== Exercise input ==

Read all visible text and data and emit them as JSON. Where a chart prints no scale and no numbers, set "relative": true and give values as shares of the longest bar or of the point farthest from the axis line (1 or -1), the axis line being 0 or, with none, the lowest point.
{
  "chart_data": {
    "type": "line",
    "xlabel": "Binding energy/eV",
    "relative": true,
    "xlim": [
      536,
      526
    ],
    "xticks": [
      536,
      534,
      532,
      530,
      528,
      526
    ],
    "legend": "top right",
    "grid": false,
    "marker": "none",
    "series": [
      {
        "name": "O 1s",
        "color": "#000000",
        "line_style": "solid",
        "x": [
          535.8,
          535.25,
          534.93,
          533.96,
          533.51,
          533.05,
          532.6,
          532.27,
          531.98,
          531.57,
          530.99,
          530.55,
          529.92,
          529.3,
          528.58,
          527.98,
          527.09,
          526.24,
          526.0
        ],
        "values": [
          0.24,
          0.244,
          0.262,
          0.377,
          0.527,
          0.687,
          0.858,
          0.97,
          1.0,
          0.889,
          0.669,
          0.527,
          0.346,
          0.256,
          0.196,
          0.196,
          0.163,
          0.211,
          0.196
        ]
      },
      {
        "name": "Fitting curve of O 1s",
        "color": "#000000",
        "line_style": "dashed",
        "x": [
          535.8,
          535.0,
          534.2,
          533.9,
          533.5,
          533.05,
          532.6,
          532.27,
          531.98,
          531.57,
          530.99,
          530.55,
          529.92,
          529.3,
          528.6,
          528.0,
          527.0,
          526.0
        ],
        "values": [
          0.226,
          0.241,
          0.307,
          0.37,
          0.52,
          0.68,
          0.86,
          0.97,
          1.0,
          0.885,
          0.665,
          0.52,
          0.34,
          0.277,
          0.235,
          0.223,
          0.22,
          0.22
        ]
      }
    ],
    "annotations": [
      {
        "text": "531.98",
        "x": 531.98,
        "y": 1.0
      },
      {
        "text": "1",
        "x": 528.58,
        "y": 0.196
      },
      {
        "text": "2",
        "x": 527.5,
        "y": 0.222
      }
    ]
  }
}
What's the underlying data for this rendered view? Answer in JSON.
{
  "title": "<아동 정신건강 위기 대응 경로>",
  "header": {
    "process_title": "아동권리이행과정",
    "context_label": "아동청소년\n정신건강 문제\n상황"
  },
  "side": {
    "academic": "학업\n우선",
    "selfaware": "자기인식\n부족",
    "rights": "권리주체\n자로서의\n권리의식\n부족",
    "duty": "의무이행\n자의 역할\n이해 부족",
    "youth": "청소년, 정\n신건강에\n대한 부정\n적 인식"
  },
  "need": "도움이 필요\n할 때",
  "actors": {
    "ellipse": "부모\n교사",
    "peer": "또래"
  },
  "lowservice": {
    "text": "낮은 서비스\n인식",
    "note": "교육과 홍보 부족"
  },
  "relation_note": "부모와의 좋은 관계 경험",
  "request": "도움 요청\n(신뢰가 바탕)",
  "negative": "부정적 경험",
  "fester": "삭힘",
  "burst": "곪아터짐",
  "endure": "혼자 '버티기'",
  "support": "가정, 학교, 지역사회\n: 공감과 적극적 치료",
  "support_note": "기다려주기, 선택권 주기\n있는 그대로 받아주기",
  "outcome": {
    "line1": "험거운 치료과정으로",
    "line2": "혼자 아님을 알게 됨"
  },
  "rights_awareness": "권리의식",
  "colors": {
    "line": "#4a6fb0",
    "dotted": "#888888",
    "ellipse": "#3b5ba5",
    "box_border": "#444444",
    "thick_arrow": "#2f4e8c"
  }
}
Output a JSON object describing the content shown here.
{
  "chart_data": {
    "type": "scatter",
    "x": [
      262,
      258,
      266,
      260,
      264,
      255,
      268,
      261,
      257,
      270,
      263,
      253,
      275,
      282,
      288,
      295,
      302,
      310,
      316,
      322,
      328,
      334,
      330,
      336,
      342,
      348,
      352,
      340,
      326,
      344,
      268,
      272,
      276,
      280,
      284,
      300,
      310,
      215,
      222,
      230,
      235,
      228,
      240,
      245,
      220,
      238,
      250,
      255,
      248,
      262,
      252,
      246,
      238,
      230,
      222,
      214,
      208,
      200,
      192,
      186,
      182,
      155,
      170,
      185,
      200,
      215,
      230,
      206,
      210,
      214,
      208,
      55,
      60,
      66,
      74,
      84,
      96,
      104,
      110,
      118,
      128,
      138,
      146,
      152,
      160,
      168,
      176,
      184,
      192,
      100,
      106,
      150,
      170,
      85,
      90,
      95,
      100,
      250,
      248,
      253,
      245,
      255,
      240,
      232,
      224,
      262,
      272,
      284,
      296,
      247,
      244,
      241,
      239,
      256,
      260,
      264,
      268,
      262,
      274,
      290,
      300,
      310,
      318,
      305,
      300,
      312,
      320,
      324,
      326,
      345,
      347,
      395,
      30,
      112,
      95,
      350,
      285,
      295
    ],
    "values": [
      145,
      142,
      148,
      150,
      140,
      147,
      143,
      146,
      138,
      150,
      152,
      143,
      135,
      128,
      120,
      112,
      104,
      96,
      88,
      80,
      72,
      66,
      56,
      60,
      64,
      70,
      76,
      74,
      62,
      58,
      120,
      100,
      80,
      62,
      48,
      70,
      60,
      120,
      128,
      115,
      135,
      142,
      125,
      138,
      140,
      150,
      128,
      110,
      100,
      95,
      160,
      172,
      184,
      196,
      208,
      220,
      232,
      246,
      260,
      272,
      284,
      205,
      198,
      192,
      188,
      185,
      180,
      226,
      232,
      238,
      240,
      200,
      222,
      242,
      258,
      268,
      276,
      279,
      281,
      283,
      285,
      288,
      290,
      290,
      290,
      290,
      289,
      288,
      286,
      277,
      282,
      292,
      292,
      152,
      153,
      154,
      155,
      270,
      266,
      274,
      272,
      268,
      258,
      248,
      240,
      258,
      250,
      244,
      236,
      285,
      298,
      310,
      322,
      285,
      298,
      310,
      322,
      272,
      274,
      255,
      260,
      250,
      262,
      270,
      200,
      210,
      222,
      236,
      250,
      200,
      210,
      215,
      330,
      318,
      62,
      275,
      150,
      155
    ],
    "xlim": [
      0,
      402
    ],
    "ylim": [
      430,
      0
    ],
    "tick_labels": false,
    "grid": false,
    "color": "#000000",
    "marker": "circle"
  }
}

===

Give all the entries again exactly; leave none out.

Read all visible text and data and emit them as JSON. Where a chart prints no scale and no numbers, set "relative": true and give values as shares of the longest bar or of the point farthest from the axis line (1 or -1), the axis line being 0 or, with none, the lowest point.
{
  "chart_data": {
    "type": "line",
    "xlabel": "Binding energy/eV",
    "relative": true,
    "xlim": [
      536,
      526
    ],
    "xticks": [
      536,
      534,
      532,
      530,
      528,
      526
    ],
    "legend": "top right",
    "grid": false,
    "marker": "none",
    "series": [
      {
        "name": "O 1s",
        "color": "#000000",
        "line_style": "solid",
        "x": [
          535.8,
          535.25,
          534.93,
          533.96,
          533.51,
          533.05,
          532.6,
          532.27,
          531.98,
          531.57,
          530.99,
          530.55,
          529.92,
          529.3,
          528.58,
          527.98,
          527.09,
          526.24,
          526.0
        ],
        "values": [
          0.24,
          0.244,
          0.262,
          0.377,
          0.527,
          0.687,
          0.858,
          0.97,
          1.0,
          0.889,
          0.669,
          0.527,
          0.346,
          0.256,
          0.196,
          0.196,
          0.163,
          0.211,
          0.196
        ]
      },
      {
        "name": "Fitting curve of O 1s",
        "color": "#000000",
        "line_style": "dashed",
        "x": [
          535.8,
          535.0,
          534.2,
          533.9,
          533.5,
          533.05,
          532.6,
          532.27,
          531.98,
          531.57,
          530.99,
          530.55,
          529.92,
          529.3,
          528.6,
          528.0,
          527.0,
          526.0
        ],
        "values": [
          0.226,
          0.241,
          0.307,
          0.37,
          0.52,
          0.68,
          0.86,
          0.97,
          1.0,
          0.885,
          0.665,
          0.52,
          0.34,
          0.277,
          0.235,
          0.223,
          0.22,
          0.22
        ]
      }
    ],
    "annotations": [
      {
        "text": "531.98",
        "x": 531.98,
        "y": 1.0
      },
      {
        "text": "1",
        "x": 528.58,
        "y": 0.196
      },
      {
        "text": "2",
        "x": 527.5,
        "y": 0.222
      }
    ]
  }
}
What's the underlying data for this rendered view? Answer in JSON.
{
  "title": "<아동 정신건강 위기 대응 경로>",
  "header": {
    "process_title": "아동권리이행과정",
    "context_label": "아동청소년\n정신건강 문제\n상황"
  },
  "side": {
    "academic": "학업\n우선",
    "selfaware": "자기인식\n부족",
    "rights": "권리주체\n자로서의\n권리의식\n부족",
    "duty": "의무이행\n자의 역할\n이해 부족",
    "youth": "청소년, 정\n신건강에\n대한 부정\n적 인식"
  },
  "need": "도움이 필요\n할 때",
  "actors": {
    "ellipse": "부모\n교사",
    "peer": "또래"
  },
  "lowservice": {
    "text": "낮은 서비스\n인식",
    "note": "교육과 홍보 부족"
  },
  "relation_note": "부모와의 좋은 관계 경험",
  "request": "도움 요청\n(신뢰가 바탕)",
  "negative": "부정적 경험",
  "fester": "삭힘",
  "burst": "곪아터짐",
  "endure": "혼자 '버티기'",
  "support": "가정, 학교, 지역사회\n: 공감과 적극적 치료",
  "support_note": "기다려주기, 선택권 주기\n있는 그대로 받아주기",
  "outcome": {
    "line1": "험거운 치료과정으로",
    "line2": "혼자 아님을 알게 됨"
  },
  "rights_awareness": "권리의식",
  "colors": {
    "line": "#4a6fb0",
    "dotted": "#888888",
    "ellipse": "#3b5ba5",
    "box_border": "#444444",
    "thick_arrow": "#2f4e8c"
  }
}
Output a JSON object describing the content shown here.
{
  "chart_data": {
    "type": "scatter",
    "x": [
      262,
      258,
      266,
      260,
      264,
      255,
      268,
      261,
      257,
      270,
      263,
      253,
      275,
      282,
      288,
      295,
      302,
      310,
      316,
      322,
      328,
      334,
      330,
      336,
      342,
      348,
      352,
      340,
      326,
      344,
      268,
      272,
      276,
      280,
      284,
      300,
      310,
      215,
      222,
      230,
      235,
      228,
      240,
      245,
      220,
      238,
      250,
      255,
      248,
      262,
      252,
      246,
      238,
      230,
      222,
      214,
      208,
      200,
      192,
      186,
      182,
      155,
      170,
      185,
      200,
      215,
      230,
      206,
      210,
      214,
      208,
      55,
      60,
      66,
      74,
      84,
      96,
      104,
      110,
      118,
      128,
      138,
      146,
      152,
      160,
      168,
      176,
      184,
      192,
      100,
      106,
      150,
      170,
      85,
      90,
      95,
      100,
      250,
      248,
      253,
      245,
      255,
      240,
      232,
      224,
      262,
      272,
      284,
      296,
      247,
      244,
      241,
      239,
      256,
      260,
      264,
      268,
      262,
      274,
      290,
      300,
      310,
      318,
      305,
      300,
      312,
      320,
      324,
      326,
      345,
      347,
      395,
      30,
      112,
      95,
      350,
      285,
      295
    ],
    "values": [
      145,
      142,
      148,
      150,
      140,
      147,
      143,
      146,
      138,
      150,
      152,
      143,
      135,
      128,
      120,
      112,
      104,
      96,
      88,
      80,
      72,
      66,
      56,
      60,
      64,
      70,
      76,
      74,
      62,
      58,
      120,
      100,
      80,
      62,
      48,
      70,
      60,
      120,
      128,
      115,
      135,
      142,
      125,
      138,
      140,
      150,
      128,
      110,
      100,
      95,
      160,
      172,
      184,
      196,
      208,
      220,
      232,
      246,
      260,
      272,
      284,
      205,
      198,
      192,
      188,
      185,
      180,
      226,
      232,
      238,
      240,
      200,
      222,
      242,
      258,
      268,
      276,
      279,
      281,
      283,
      285,
      288,
      290,
      290,
      290,
      290,
      289,
      288,
      286,
      277,
      282,
      292,
      292,
      152,
      153,
      154,
      155,
      270,
      266,
      274,
      272,
      268,
      258,
      248,
      240,
      258,
      250,
      244,
      236,
      285,
      298,
      310,
      322,
      285,
      298,
      310,
      322,
      272,
      274,
      255,
      260,
      250,
      262,
      270,
      200,
      210,
      222,
      236,
      250,
      200,
      210,
      215,
      330,
      318,
      62,
      275,
      150,
      155
    ],
    "xlim": [
      0,
      402
    ],
    "ylim": [
      430,
      0
    ],
    "tick_labels": false,
    "grid": false,
    "color": "#000000",
    "marker": "circle"
  }
}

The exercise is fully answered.